*Your task*
Filter the data below for the string "text" and copy each matching line.

*Data provided*
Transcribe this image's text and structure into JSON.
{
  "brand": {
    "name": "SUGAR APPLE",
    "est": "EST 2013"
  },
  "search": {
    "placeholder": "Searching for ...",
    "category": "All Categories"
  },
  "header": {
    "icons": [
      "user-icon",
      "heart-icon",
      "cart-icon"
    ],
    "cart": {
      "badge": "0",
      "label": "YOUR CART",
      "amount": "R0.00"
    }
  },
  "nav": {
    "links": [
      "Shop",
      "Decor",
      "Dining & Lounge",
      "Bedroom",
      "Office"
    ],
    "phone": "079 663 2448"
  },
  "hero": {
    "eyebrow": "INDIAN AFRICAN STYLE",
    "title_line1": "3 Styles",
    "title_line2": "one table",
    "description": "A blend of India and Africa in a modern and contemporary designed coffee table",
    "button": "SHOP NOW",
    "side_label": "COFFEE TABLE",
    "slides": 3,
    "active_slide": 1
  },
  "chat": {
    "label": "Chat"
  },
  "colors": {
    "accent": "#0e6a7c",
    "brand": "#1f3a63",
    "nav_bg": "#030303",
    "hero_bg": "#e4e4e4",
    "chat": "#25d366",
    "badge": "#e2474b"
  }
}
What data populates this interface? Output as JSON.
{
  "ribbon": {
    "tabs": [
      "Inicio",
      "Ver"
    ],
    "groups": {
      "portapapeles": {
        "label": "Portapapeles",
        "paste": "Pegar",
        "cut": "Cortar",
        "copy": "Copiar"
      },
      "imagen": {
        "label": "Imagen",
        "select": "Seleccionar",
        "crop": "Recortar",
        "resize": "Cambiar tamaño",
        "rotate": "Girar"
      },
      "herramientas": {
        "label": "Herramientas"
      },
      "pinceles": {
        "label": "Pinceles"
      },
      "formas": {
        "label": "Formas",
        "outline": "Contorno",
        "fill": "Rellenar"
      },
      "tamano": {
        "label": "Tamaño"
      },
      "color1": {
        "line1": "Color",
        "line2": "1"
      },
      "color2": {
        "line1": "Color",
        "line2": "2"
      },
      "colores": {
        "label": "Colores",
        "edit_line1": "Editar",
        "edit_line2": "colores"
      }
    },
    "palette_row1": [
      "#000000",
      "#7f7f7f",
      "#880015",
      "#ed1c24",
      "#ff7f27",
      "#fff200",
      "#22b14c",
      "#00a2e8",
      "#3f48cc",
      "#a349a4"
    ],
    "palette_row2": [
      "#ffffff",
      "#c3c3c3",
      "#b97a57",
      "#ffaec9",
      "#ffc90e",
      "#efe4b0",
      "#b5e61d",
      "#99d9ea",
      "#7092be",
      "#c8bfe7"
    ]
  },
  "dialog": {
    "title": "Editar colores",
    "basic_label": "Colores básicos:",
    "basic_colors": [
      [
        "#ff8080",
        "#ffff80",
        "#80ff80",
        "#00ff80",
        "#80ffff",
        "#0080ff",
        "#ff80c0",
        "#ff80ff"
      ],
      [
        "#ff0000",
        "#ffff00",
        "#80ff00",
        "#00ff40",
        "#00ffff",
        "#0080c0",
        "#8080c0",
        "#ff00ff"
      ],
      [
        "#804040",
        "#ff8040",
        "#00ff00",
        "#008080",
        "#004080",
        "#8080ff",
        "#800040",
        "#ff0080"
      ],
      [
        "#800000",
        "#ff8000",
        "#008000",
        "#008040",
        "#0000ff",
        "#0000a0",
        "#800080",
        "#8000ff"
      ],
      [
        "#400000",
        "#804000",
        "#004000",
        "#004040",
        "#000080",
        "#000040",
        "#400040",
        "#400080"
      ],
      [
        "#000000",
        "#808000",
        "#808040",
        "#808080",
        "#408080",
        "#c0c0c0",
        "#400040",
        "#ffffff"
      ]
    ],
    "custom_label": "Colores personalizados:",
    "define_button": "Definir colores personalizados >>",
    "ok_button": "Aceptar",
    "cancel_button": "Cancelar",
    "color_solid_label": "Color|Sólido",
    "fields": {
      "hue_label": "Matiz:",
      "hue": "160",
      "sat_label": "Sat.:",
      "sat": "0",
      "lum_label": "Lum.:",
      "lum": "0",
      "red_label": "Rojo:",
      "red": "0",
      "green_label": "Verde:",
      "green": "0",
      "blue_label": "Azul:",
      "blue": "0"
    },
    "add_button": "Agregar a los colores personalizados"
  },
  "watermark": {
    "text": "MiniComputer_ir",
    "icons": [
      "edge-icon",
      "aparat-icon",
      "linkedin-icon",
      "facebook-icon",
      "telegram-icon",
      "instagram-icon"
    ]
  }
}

*Output of the task*
Transcribe this image's text and structure into JSON.
    "text": "MiniComputer_ir",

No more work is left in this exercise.